Information provided:
______

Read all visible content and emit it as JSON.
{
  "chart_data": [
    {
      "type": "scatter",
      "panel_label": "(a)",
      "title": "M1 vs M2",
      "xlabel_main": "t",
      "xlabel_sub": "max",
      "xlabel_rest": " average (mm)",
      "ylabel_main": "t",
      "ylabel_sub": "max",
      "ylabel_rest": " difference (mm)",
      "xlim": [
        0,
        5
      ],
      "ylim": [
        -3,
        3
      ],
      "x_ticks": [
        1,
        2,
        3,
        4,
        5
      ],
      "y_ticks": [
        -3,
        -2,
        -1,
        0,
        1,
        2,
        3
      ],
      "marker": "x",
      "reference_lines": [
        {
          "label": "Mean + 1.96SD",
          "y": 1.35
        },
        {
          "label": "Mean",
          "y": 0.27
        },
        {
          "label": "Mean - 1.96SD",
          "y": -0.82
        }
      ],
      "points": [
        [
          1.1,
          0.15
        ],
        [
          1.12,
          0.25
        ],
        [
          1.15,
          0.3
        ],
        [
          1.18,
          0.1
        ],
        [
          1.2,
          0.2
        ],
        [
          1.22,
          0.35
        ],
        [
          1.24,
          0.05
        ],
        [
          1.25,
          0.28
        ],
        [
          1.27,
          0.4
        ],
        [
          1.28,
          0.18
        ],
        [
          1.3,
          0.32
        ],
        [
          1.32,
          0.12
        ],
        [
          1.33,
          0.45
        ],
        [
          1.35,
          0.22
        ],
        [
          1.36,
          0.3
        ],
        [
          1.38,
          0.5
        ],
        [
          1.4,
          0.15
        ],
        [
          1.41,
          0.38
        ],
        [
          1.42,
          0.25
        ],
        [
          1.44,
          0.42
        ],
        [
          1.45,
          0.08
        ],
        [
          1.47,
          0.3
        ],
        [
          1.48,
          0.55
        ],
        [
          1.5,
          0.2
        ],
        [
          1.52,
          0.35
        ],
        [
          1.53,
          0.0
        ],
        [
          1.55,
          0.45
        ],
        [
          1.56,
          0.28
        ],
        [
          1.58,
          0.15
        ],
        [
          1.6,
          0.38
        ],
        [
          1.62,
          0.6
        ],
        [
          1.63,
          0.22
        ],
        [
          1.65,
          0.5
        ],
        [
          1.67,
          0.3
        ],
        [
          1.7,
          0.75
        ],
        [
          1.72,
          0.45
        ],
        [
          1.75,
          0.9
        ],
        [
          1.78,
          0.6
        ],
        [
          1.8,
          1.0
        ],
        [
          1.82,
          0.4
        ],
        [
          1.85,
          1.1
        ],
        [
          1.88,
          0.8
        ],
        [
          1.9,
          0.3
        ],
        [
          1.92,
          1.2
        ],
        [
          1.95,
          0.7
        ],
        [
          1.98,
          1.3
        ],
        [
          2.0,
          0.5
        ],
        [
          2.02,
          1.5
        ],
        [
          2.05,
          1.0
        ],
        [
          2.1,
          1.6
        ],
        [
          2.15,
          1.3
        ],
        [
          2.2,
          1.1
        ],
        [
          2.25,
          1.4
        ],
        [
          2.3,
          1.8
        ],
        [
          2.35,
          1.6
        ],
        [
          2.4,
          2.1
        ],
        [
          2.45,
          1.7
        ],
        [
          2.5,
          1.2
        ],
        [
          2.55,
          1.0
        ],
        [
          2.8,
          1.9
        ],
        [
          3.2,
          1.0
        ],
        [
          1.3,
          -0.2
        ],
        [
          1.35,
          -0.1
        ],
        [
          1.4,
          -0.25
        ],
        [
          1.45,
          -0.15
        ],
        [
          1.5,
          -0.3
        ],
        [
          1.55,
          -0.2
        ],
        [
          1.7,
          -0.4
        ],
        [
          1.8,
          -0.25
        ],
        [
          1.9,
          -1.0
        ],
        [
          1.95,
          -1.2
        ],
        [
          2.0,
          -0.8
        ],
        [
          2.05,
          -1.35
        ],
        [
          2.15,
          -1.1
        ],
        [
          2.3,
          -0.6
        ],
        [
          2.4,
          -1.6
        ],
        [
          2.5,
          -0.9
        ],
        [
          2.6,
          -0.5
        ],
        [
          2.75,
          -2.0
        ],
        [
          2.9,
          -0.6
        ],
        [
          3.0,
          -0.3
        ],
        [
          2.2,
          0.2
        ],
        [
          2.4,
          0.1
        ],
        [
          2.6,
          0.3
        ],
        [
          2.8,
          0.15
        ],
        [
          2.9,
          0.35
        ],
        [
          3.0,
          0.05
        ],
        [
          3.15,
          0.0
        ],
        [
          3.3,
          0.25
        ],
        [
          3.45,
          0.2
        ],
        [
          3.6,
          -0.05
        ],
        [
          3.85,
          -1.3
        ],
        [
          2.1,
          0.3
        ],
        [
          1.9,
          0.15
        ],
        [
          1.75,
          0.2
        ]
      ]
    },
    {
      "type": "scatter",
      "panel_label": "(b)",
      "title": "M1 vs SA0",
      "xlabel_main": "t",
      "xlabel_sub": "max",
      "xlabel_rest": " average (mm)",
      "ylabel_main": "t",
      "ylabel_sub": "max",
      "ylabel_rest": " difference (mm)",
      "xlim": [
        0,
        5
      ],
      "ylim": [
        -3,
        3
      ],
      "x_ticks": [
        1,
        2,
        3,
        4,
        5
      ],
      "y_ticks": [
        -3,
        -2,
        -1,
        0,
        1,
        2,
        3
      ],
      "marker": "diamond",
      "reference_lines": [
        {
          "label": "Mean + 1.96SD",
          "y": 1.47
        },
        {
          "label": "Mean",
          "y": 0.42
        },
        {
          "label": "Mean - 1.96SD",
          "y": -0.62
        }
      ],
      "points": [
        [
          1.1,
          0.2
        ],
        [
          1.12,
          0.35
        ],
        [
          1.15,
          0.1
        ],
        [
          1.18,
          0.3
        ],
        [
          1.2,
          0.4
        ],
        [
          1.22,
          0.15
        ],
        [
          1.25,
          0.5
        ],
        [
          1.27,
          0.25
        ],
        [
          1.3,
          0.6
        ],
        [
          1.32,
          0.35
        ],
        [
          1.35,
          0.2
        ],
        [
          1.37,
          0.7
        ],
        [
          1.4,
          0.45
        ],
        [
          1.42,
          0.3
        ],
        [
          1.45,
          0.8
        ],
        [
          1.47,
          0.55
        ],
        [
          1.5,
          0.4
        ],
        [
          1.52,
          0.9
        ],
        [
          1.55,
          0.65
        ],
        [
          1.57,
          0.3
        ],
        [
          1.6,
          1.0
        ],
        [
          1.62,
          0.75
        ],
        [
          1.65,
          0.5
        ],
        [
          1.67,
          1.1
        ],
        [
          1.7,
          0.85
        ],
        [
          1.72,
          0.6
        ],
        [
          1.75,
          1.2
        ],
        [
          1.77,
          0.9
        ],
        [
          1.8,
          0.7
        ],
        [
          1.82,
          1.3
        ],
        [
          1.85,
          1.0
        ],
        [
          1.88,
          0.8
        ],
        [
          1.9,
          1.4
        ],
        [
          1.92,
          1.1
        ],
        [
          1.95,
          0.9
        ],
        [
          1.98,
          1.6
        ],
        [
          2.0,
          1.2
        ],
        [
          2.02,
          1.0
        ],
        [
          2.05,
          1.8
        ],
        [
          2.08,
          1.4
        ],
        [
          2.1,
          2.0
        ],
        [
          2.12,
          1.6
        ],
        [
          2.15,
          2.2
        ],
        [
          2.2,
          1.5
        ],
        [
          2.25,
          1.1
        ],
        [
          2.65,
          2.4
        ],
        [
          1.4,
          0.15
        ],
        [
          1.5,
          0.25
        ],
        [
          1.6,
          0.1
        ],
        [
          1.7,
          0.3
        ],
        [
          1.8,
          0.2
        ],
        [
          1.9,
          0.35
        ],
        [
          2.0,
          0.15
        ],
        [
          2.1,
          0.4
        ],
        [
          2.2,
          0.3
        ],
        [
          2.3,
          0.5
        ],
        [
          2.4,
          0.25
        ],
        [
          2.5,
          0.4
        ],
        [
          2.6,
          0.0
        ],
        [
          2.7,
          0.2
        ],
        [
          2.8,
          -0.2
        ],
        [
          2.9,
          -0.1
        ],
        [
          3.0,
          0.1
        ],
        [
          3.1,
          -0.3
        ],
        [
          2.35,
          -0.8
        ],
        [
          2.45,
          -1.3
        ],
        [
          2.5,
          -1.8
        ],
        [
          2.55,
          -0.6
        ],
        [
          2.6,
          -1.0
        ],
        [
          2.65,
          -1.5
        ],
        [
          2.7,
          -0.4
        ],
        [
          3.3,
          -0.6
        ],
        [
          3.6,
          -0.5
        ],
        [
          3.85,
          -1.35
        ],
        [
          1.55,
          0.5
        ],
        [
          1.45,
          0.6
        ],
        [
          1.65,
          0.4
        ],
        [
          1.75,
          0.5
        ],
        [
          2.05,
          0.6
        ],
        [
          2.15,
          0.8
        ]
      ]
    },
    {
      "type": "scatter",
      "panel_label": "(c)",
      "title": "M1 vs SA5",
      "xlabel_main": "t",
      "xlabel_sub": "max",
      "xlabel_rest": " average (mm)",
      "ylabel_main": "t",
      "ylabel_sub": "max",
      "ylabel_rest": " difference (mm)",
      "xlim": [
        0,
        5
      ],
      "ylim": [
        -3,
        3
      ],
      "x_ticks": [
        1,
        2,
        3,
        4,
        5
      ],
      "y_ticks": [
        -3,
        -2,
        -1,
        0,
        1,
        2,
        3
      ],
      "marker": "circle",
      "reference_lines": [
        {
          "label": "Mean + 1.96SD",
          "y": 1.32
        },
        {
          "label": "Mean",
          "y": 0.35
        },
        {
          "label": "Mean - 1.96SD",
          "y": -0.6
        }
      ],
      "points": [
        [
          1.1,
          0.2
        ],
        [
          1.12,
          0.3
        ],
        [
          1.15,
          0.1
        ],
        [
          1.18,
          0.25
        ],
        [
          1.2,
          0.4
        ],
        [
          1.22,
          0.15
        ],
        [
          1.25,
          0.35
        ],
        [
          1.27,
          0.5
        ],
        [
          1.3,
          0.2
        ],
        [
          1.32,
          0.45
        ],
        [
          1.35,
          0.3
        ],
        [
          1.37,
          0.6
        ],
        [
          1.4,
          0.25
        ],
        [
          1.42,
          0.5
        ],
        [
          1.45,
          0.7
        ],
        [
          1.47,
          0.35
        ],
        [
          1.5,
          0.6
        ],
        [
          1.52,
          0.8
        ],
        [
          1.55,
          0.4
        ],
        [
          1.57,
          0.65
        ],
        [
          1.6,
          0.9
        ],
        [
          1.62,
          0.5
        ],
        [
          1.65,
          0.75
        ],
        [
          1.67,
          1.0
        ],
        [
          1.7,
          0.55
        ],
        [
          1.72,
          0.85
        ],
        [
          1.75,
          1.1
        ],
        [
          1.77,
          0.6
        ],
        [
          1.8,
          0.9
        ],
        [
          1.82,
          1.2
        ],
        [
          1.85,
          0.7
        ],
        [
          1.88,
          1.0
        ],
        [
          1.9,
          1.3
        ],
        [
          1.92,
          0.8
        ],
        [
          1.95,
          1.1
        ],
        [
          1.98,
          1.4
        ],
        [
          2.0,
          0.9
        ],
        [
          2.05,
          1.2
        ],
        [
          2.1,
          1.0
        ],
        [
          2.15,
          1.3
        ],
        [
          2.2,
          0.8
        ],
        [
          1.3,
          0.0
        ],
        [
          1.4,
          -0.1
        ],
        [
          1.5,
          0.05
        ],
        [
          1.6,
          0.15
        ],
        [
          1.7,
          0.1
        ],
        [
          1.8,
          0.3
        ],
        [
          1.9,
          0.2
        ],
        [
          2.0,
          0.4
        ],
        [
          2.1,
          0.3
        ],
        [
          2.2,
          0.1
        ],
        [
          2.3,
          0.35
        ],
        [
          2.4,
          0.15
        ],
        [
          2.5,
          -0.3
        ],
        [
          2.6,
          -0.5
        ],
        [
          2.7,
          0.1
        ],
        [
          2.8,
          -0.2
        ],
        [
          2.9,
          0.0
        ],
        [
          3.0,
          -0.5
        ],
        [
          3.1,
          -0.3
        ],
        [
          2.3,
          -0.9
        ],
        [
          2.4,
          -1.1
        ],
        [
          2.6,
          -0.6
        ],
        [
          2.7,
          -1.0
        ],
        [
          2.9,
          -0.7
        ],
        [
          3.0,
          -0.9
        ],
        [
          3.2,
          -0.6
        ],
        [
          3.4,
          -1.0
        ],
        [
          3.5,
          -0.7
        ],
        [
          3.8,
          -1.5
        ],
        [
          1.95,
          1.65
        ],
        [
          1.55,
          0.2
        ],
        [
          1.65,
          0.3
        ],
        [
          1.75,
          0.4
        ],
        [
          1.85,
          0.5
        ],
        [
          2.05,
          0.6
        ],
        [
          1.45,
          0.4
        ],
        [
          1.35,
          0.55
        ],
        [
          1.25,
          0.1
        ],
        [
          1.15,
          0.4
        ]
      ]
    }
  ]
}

______

Go through the lines above. Select every one that has the string "marker".

Response to this task:
      "marker": "x",
      "marker": "diamond",
      "marker": "circle",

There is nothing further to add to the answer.